Find every line of the listing below where "Регулятивные" appears, and copy it.

** BEGIN **

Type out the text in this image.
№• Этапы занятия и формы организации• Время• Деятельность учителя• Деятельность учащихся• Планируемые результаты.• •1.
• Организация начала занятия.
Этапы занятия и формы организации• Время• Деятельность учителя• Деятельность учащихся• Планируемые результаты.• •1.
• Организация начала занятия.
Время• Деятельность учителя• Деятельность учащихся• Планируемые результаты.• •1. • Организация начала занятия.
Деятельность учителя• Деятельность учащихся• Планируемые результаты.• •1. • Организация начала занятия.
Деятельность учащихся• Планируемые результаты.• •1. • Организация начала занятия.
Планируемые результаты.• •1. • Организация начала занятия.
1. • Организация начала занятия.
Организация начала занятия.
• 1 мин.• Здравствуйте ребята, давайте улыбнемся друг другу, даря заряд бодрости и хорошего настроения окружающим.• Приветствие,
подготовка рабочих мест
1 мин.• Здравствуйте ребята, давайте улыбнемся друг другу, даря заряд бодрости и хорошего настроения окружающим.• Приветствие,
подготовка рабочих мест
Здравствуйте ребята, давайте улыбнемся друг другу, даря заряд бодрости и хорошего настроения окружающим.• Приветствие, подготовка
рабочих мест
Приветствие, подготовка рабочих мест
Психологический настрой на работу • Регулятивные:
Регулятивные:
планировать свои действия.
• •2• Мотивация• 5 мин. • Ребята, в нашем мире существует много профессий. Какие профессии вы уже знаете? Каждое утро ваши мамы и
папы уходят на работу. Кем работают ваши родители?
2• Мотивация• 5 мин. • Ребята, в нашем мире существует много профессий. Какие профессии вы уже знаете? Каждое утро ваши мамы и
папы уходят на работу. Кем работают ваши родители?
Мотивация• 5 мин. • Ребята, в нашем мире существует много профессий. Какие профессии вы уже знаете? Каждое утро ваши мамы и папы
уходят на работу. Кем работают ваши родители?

** END **

**TASK OUTPUT:**
Психологический настрой на работу • Регулятивные:
Регулятивные:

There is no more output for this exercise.